Saved entries

· · · · ·

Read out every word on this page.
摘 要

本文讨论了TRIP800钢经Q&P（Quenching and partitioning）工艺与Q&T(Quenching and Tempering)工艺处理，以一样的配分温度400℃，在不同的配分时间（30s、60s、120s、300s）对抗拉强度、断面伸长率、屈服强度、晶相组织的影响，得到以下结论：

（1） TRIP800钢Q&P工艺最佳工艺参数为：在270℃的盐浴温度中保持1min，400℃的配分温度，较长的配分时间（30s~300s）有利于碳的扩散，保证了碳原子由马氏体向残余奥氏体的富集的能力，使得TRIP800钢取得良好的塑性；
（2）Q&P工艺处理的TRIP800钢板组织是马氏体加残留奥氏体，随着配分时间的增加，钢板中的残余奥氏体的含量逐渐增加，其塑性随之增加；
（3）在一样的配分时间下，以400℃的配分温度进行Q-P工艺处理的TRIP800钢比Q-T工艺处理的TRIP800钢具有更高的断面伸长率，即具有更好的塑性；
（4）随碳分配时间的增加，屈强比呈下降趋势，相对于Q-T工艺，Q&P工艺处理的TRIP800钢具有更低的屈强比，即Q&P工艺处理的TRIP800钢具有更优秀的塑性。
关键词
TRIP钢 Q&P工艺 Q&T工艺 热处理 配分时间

· · · · ·

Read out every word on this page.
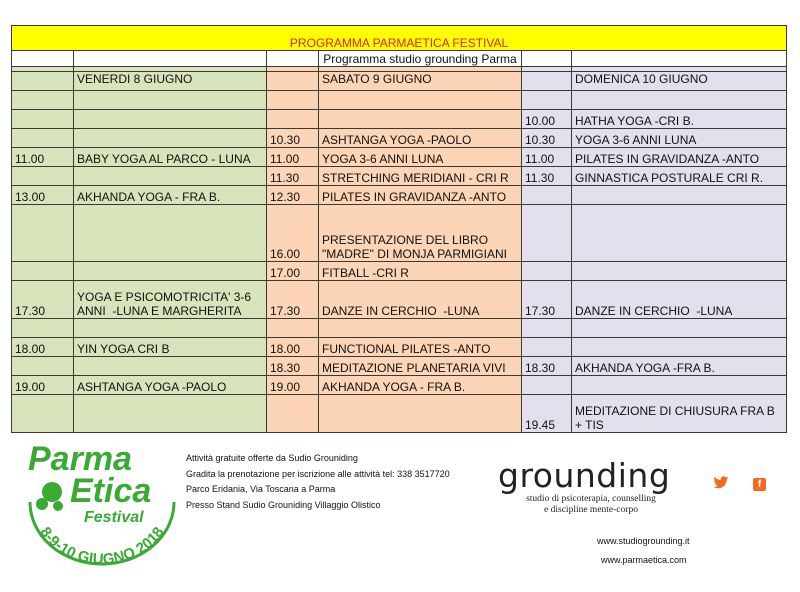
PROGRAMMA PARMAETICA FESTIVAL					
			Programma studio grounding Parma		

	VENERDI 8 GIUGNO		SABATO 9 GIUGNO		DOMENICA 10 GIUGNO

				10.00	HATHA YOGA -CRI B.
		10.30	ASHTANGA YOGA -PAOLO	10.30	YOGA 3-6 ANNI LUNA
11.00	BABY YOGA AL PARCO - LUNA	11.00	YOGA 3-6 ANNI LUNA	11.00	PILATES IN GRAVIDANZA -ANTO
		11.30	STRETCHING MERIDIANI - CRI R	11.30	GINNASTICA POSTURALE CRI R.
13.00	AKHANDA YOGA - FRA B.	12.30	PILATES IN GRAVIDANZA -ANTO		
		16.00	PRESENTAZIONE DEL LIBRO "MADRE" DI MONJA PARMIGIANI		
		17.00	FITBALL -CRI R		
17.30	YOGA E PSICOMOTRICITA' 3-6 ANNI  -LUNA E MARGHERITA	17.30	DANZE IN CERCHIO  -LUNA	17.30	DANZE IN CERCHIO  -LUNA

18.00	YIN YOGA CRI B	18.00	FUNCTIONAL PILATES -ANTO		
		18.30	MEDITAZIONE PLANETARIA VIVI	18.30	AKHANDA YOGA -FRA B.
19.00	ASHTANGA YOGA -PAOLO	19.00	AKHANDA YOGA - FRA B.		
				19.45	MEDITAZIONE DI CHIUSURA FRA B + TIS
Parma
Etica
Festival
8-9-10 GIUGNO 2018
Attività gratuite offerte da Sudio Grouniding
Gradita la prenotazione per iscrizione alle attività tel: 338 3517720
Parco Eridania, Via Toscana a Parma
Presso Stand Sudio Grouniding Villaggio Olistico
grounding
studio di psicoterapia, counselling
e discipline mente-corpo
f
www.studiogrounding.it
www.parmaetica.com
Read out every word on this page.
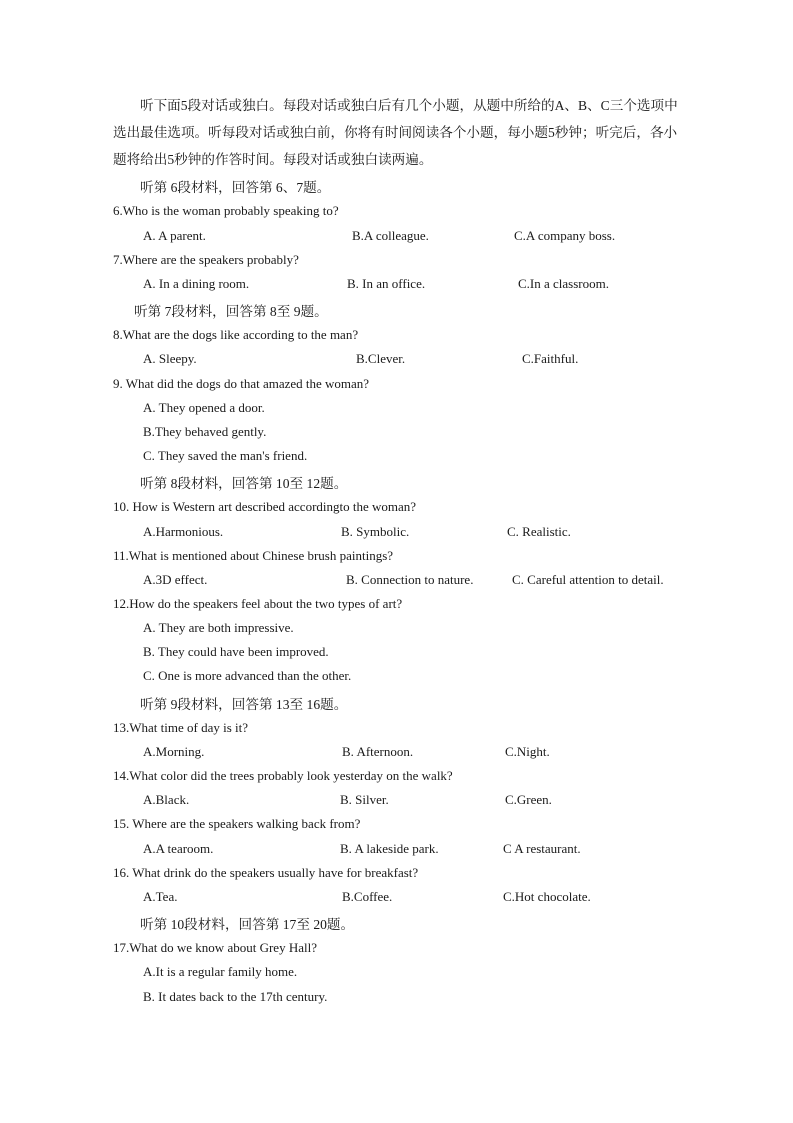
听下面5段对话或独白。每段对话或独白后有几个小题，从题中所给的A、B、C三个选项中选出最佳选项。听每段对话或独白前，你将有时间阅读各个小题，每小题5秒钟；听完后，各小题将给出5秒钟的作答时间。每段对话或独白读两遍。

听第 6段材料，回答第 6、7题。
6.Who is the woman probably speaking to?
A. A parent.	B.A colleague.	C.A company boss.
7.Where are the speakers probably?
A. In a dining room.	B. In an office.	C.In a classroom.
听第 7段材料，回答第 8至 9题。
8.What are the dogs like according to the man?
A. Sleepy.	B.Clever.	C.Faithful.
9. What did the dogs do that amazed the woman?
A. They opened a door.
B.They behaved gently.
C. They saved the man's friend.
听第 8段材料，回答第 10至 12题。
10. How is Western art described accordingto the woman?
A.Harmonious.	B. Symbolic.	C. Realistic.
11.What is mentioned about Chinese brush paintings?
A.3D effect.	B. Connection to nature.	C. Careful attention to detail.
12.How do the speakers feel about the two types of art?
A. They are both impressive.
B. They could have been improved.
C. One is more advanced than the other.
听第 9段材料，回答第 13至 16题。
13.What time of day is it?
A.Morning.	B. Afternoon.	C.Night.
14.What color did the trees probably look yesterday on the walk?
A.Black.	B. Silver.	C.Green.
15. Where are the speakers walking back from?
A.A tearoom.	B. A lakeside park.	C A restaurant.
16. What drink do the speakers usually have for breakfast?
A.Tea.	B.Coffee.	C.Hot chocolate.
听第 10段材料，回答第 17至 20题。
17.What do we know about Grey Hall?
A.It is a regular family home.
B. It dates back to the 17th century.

· · · · ·

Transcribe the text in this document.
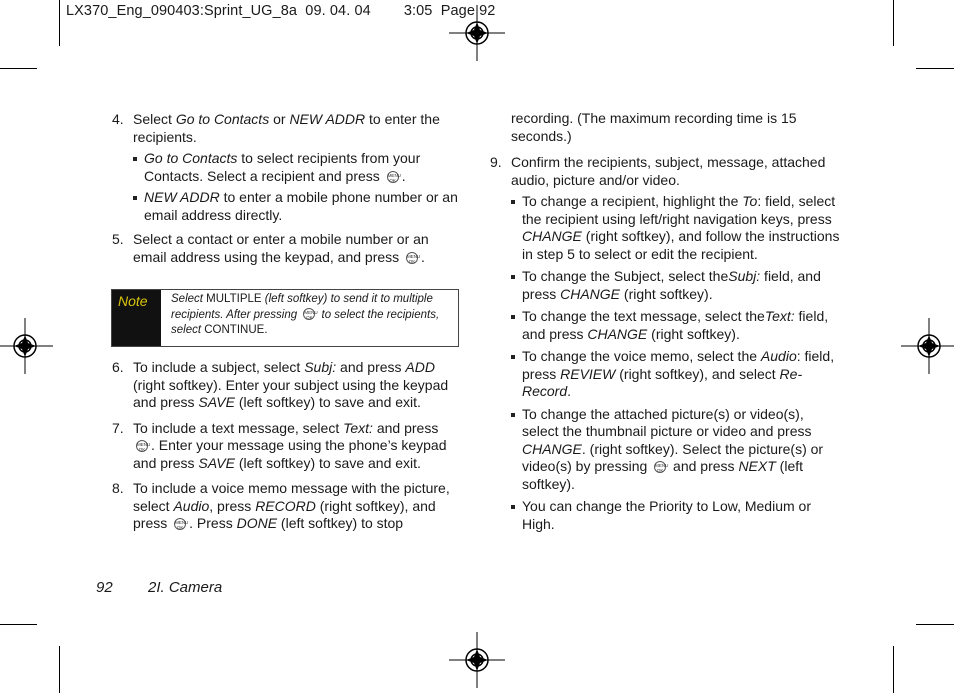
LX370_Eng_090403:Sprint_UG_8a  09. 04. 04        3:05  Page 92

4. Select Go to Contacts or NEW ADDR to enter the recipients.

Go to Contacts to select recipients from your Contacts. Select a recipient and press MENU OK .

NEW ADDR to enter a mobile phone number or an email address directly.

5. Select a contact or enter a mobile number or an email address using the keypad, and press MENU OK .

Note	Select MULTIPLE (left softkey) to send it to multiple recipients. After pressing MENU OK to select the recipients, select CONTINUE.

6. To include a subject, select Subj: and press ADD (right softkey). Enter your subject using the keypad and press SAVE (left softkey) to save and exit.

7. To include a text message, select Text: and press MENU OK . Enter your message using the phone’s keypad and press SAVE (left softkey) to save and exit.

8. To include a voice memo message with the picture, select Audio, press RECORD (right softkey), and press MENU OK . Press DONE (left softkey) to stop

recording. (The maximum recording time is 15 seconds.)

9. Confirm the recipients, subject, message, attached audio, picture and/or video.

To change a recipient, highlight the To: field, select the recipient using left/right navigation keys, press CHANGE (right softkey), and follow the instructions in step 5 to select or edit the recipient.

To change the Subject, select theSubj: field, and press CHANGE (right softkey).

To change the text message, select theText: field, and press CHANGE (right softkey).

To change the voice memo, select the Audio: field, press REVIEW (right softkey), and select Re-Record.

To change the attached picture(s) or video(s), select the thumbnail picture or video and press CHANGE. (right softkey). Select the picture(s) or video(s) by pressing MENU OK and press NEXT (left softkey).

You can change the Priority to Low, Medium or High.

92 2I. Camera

· · · · ·

* [YOUR TASK]
Report every line in the data above in which the word "PILATES" appears.

* [WRITTEN RESPONSE]
11.00	BABY YOGA AL PARCO - LUNA	11.00	YOGA 3-6 ANNI LUNA	11.00	PILATES IN GRAVIDANZA -ANTO
13.00	AKHANDA YOGA - FRA B.	12.30	PILATES IN GRAVIDANZA -ANTO		
18.00	YIN YOGA CRI B	18.00	FUNCTIONAL PILATES -ANTO		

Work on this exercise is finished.